## WHAT TO DO:
In the copy, keep every record exact and leave out all images.

(Figure contents as structured data)
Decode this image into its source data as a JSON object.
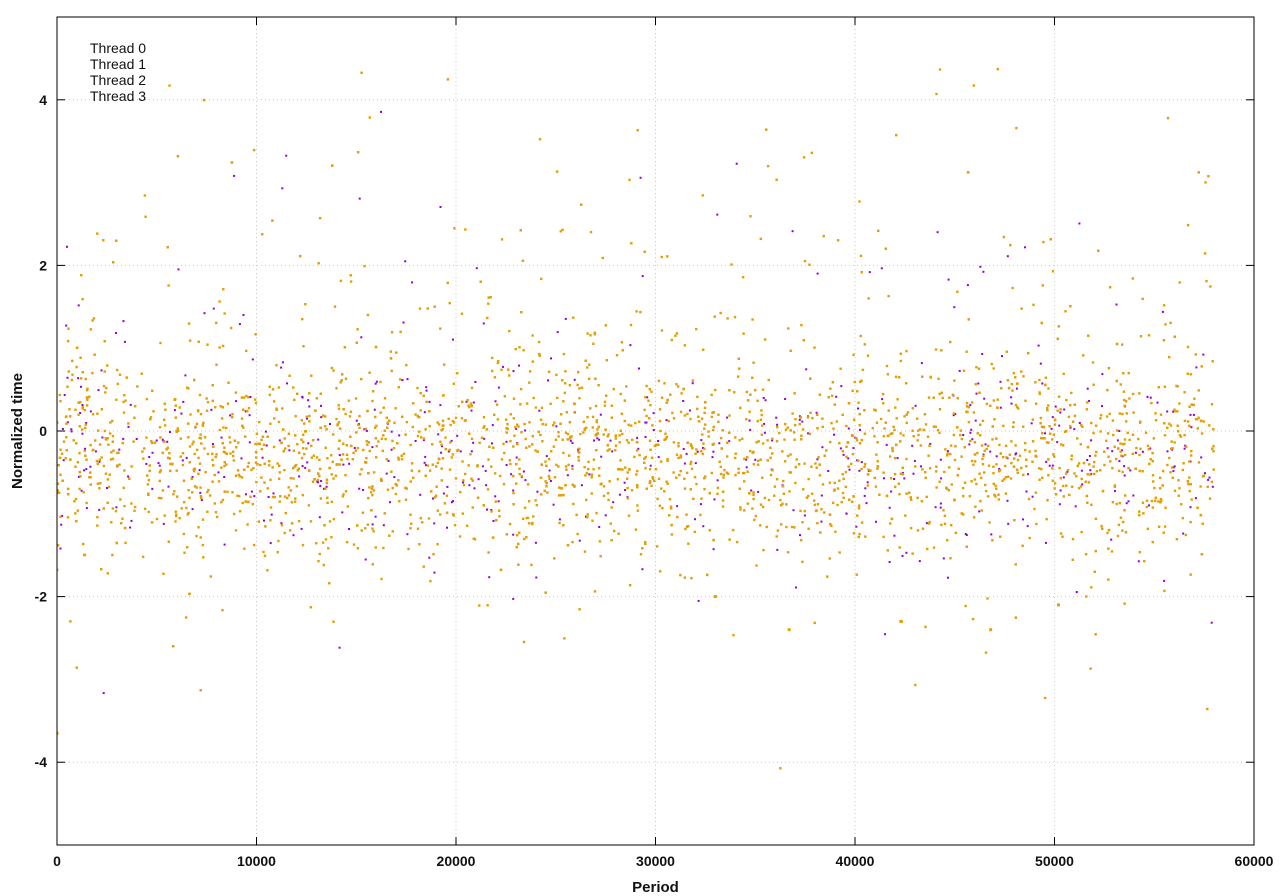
{
  "chart_data": {
    "type": "scatter",
    "title": "",
    "xlabel": "Period",
    "ylabel": "Normalized time",
    "xlim": [
      0,
      60000
    ],
    "ylim": [
      -5,
      5
    ],
    "xticks": [
      0,
      10000,
      20000,
      30000,
      40000,
      50000,
      60000
    ],
    "yticks": [
      -4,
      -2,
      0,
      2,
      4
    ],
    "grid": true,
    "legend_position": "top-left",
    "data_x_range": [
      0,
      58000
    ],
    "series": [
      {
        "name": "Thread 0",
        "color": "#9400d3",
        "marker": "plus",
        "typical_range": [
          -1.5,
          1.0
        ],
        "center": -0.3
      },
      {
        "name": "Thread 1",
        "color": "#009e73",
        "marker": "cross",
        "typical_range": [
          -1.5,
          1.0
        ],
        "center": -0.3
      },
      {
        "name": "Thread 2",
        "color": "#56b4e9",
        "marker": "star",
        "typical_range": [
          -1.5,
          1.0
        ],
        "center": -0.3
      },
      {
        "name": "Thread 3",
        "color": "#e69f00",
        "marker": "box",
        "typical_range": [
          -1.5,
          1.0
        ],
        "center": -0.3
      }
    ],
    "notable_dips": [
      {
        "x": 33000,
        "y": -2.0
      },
      {
        "x": 36700,
        "y": -2.4
      },
      {
        "x": 42300,
        "y": -2.3
      },
      {
        "x": 46800,
        "y": -2.4
      },
      {
        "x": 50200,
        "y": -2.1
      }
    ],
    "min_point": {
      "x": 0,
      "y": -3.65
    }
  }
}
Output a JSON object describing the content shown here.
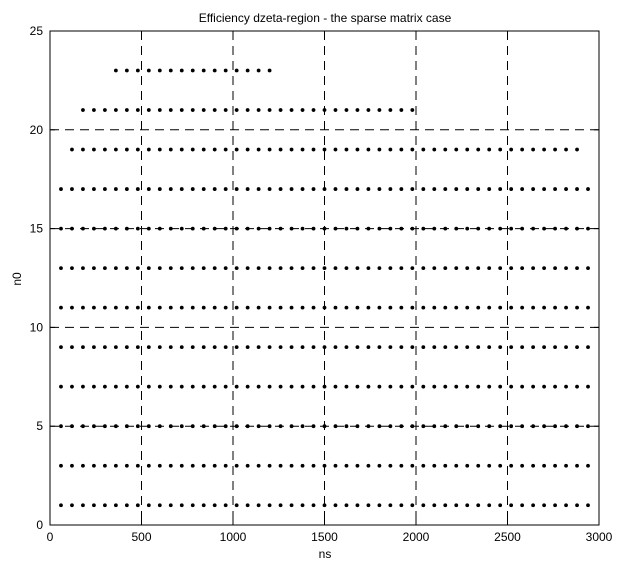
{
  "chart_data": {
    "type": "scatter",
    "title": "Efficiency dzeta-region - the sparse matrix case",
    "xlabel": "ns",
    "ylabel": "n0",
    "xlim": [
      0,
      3000
    ],
    "ylim": [
      0,
      25
    ],
    "xticks": [
      0,
      500,
      1000,
      1500,
      2000,
      2500,
      3000
    ],
    "yticks": [
      0,
      5,
      10,
      15,
      20,
      25
    ],
    "grid": true,
    "grid_style": "dashed",
    "marker": "dot",
    "marker_color": "#000000",
    "x_step": 60,
    "rows": [
      {
        "n0": 1,
        "ns_start": 60,
        "ns_end": 2940
      },
      {
        "n0": 3,
        "ns_start": 60,
        "ns_end": 2940
      },
      {
        "n0": 5,
        "ns_start": 60,
        "ns_end": 2940
      },
      {
        "n0": 7,
        "ns_start": 60,
        "ns_end": 2940
      },
      {
        "n0": 9,
        "ns_start": 60,
        "ns_end": 2940
      },
      {
        "n0": 11,
        "ns_start": 60,
        "ns_end": 2940
      },
      {
        "n0": 13,
        "ns_start": 60,
        "ns_end": 2940
      },
      {
        "n0": 15,
        "ns_start": 60,
        "ns_end": 2940
      },
      {
        "n0": 17,
        "ns_start": 60,
        "ns_end": 2940
      },
      {
        "n0": 19,
        "ns_start": 120,
        "ns_end": 2880
      },
      {
        "n0": 21,
        "ns_start": 180,
        "ns_end": 2000
      },
      {
        "n0": 23,
        "ns_start": 360,
        "ns_end": 1210
      }
    ]
  }
}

## WRITTEN ANSWER:
Decode this image into its source data as a JSON object.
{
  "chart_data": {
    "type": "scatter",
    "title": "",
    "xlabel": "Period",
    "ylabel": "Normalized time",
    "xlim": [
      0,
      60000
    ],
    "ylim": [
      -5,
      5
    ],
    "xticks": [
      0,
      10000,
      20000,
      30000,
      40000,
      50000,
      60000
    ],
    "yticks": [
      -4,
      -2,
      0,
      2,
      4
    ],
    "grid": true,
    "legend_position": "top-left",
    "data_x_range": [
      0,
      58000
    ],
    "series": [
      {
        "name": "Thread 0",
        "color": "#9400d3",
        "marker": "plus",
        "typical_range": [
          -1.5,
          1.0
        ],
        "center": -0.3
      },
      {
        "name": "Thread 1",
        "color": "#009e73",
        "marker": "cross",
        "typical_range": [
          -1.5,
          1.0
        ],
        "center": -0.3
      },
      {
        "name": "Thread 2",
        "color": "#56b4e9",
        "marker": "star",
        "typical_range": [
          -1.5,
          1.0
        ],
        "center": -0.3
      },
      {
        "name": "Thread 3",
        "color": "#e69f00",
        "marker": "box",
        "typical_range": [
          -1.5,
          1.0
        ],
        "center": -0.3
      }
    ],
    "notable_dips": [
      {
        "x": 33000,
        "y": -2.0
      },
      {
        "x": 36700,
        "y": -2.4
      },
      {
        "x": 42300,
        "y": -2.3
      },
      {
        "x": 46800,
        "y": -2.4
      },
      {
        "x": 50200,
        "y": -2.1
      }
    ],
    "min_point": {
      "x": 0,
      "y": -3.65
    }
  }
}
Output a JSON object describing the content shown here.
{
  "chart_data": {
    "type": "scatter",
    "title": "Efficiency dzeta-region - the sparse matrix case",
    "xlabel": "ns",
    "ylabel": "n0",
    "xlim": [
      0,
      3000
    ],
    "ylim": [
      0,
      25
    ],
    "xticks": [
      0,
      500,
      1000,
      1500,
      2000,
      2500,
      3000
    ],
    "yticks": [
      0,
      5,
      10,
      15,
      20,
      25
    ],
    "grid": true,
    "grid_style": "dashed",
    "marker": "dot",
    "marker_color": "#000000",
    "x_step": 60,
    "rows": [
      {
        "n0": 1,
        "ns_start": 60,
        "ns_end": 2940
      },
      {
        "n0": 3,
        "ns_start": 60,
        "ns_end": 2940
      },
      {
        "n0": 5,
        "ns_start": 60,
        "ns_end": 2940
      },
      {
        "n0": 7,
        "ns_start": 60,
        "ns_end": 2940
      },
      {
        "n0": 9,
        "ns_start": 60,
        "ns_end": 2940
      },
      {
        "n0": 11,
        "ns_start": 60,
        "ns_end": 2940
      },
      {
        "n0": 13,
        "ns_start": 60,
        "ns_end": 2940
      },
      {
        "n0": 15,
        "ns_start": 60,
        "ns_end": 2940
      },
      {
        "n0": 17,
        "ns_start": 60,
        "ns_end": 2940
      },
      {
        "n0": 19,
        "ns_start": 120,
        "ns_end": 2880
      },
      {
        "n0": 21,
        "ns_start": 180,
        "ns_end": 2000
      },
      {
        "n0": 23,
        "ns_start": 360,
        "ns_end": 1210
      }
    ]
  }
}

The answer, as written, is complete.